Filter the lines below, copying only those with the string "India".
=== Dataset entries ===
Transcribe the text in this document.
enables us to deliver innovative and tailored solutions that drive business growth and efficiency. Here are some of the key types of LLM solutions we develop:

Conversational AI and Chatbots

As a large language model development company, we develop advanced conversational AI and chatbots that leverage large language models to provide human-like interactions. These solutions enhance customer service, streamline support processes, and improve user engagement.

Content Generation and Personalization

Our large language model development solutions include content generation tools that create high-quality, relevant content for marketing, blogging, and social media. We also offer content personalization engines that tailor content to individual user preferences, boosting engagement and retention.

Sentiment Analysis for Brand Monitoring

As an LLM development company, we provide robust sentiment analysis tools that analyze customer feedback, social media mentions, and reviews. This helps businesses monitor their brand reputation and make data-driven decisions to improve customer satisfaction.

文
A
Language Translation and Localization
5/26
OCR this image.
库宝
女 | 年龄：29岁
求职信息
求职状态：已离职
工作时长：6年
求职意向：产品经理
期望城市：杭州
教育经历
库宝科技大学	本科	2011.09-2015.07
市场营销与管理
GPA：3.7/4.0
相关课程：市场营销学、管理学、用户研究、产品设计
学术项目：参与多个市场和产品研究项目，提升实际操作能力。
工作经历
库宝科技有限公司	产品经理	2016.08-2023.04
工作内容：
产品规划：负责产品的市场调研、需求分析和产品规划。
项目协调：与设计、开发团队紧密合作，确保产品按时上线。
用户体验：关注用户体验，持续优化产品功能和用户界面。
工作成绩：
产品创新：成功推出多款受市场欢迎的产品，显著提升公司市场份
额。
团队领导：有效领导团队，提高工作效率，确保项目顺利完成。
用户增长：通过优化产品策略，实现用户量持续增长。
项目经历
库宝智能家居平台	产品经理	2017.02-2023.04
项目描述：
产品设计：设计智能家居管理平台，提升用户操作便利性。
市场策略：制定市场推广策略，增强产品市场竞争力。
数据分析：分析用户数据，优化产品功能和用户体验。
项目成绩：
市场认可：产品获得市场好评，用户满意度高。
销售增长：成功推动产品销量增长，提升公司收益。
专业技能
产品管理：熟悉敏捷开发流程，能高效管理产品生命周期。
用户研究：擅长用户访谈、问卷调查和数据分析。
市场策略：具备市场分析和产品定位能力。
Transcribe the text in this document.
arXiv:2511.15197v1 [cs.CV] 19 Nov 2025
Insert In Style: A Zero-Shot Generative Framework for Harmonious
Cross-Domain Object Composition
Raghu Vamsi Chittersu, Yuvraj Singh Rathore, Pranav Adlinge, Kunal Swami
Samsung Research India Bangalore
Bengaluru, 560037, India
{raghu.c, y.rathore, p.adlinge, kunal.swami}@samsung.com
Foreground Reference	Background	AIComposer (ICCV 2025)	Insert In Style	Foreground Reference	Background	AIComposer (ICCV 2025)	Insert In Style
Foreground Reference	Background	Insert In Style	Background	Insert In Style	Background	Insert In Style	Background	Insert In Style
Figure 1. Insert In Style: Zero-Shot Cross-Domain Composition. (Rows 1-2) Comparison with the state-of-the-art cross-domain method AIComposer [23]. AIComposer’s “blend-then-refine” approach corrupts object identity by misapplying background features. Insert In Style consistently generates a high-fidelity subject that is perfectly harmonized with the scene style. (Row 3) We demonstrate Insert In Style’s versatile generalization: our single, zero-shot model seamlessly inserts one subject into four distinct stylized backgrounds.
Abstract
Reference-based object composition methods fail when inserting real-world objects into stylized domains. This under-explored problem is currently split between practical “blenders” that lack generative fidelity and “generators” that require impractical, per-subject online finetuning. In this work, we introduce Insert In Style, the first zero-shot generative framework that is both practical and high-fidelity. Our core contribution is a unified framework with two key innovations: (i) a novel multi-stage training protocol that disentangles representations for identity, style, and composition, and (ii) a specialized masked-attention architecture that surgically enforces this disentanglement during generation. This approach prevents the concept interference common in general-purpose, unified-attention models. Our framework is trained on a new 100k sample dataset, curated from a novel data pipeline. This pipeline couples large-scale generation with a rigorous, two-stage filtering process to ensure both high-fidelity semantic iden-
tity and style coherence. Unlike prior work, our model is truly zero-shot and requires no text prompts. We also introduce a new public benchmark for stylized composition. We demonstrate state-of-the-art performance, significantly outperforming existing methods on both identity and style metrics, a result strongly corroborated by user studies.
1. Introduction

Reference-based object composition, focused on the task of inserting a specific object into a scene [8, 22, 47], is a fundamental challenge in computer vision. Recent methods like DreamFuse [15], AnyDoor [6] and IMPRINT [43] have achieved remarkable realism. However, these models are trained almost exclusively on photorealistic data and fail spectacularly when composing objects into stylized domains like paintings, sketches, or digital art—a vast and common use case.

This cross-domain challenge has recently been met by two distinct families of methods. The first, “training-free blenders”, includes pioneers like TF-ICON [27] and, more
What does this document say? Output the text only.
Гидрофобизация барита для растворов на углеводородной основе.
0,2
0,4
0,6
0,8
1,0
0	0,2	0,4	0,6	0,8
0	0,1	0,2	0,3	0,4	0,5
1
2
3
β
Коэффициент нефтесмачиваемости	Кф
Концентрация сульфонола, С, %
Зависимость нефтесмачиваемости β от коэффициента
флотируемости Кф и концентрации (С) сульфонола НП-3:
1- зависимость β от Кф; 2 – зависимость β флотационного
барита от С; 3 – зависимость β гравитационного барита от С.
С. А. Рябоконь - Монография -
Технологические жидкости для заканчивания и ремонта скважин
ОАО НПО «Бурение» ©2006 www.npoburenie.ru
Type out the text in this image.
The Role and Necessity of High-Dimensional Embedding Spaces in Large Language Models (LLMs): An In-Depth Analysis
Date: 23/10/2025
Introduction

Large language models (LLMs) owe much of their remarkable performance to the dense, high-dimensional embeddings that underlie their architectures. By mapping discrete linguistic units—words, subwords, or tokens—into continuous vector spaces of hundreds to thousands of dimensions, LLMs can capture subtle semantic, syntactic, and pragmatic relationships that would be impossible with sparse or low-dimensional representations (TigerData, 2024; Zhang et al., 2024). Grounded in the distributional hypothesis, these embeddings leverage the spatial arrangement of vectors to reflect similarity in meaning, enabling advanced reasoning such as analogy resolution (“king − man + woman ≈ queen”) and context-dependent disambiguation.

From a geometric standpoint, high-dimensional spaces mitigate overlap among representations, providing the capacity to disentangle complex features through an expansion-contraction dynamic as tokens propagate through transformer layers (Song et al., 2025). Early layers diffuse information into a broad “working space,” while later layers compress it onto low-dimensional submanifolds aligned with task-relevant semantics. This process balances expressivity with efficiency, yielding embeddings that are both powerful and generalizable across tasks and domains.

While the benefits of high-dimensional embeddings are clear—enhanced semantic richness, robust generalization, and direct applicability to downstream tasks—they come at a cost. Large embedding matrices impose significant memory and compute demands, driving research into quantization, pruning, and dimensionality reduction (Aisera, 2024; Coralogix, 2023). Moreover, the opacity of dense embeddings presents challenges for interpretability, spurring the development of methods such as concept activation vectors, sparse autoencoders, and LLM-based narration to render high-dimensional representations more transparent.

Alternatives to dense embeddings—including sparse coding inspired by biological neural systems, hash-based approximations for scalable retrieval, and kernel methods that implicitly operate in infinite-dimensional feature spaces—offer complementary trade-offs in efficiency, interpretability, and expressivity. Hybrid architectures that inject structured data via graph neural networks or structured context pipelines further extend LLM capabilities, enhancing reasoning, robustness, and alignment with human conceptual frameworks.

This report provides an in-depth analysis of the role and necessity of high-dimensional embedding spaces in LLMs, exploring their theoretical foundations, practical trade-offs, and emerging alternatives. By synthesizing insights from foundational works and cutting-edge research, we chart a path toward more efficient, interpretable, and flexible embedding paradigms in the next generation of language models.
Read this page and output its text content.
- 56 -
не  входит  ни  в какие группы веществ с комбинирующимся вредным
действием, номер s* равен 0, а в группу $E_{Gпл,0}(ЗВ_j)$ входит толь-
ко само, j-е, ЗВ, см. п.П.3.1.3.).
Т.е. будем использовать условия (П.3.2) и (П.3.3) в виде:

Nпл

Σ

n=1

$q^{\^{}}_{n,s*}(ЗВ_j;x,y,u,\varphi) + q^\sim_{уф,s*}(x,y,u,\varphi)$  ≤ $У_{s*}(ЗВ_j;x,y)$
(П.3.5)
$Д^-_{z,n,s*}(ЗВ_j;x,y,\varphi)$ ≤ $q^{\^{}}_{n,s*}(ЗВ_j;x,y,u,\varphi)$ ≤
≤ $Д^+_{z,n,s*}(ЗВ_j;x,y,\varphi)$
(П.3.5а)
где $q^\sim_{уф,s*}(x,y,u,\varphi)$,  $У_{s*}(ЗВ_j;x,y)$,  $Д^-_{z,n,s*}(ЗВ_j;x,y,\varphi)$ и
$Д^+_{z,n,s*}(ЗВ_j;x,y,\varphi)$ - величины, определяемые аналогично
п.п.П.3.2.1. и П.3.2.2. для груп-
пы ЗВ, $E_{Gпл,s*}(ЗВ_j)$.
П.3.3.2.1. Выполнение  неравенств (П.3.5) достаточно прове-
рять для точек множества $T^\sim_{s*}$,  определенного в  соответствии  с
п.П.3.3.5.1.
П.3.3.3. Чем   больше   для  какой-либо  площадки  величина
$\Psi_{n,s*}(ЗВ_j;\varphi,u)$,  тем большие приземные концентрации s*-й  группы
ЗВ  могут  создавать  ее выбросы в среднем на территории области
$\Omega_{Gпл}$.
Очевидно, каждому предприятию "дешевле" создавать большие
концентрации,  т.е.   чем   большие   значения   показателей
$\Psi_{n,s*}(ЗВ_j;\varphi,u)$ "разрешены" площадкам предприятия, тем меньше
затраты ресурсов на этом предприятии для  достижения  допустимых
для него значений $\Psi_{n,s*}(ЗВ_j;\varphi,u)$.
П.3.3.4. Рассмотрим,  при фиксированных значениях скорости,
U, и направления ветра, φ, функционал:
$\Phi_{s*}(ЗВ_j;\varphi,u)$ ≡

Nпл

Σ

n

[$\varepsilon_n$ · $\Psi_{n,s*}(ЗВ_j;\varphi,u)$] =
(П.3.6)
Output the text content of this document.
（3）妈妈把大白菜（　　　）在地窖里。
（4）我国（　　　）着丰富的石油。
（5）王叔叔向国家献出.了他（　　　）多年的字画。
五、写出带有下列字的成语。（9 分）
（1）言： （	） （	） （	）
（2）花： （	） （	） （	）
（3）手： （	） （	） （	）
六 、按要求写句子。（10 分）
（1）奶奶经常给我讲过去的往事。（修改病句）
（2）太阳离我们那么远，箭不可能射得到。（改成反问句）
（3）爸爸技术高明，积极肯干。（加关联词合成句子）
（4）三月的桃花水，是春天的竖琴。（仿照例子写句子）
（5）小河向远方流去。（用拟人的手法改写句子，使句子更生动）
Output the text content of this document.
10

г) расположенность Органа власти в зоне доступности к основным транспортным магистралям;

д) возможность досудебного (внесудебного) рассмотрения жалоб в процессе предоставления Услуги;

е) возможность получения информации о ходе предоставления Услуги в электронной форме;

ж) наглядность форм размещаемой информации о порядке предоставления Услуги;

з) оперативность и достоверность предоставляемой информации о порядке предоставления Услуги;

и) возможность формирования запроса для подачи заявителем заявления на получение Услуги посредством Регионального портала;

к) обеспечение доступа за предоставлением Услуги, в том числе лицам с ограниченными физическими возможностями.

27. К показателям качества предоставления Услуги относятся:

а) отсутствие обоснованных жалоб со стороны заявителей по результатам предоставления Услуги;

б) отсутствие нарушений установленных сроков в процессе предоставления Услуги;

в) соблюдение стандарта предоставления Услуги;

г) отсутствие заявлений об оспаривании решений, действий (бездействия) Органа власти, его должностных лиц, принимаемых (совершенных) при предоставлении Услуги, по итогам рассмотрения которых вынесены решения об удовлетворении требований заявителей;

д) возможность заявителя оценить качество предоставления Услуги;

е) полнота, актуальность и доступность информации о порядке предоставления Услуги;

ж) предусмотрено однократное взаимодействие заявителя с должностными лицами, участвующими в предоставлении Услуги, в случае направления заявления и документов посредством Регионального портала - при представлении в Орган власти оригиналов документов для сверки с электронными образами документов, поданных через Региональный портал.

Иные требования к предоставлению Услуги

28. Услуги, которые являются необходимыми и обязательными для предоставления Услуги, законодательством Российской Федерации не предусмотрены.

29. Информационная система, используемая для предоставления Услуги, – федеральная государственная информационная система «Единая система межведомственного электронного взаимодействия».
===
Correct result:
Samsung Research India Bangalore
Bengaluru, 560037, India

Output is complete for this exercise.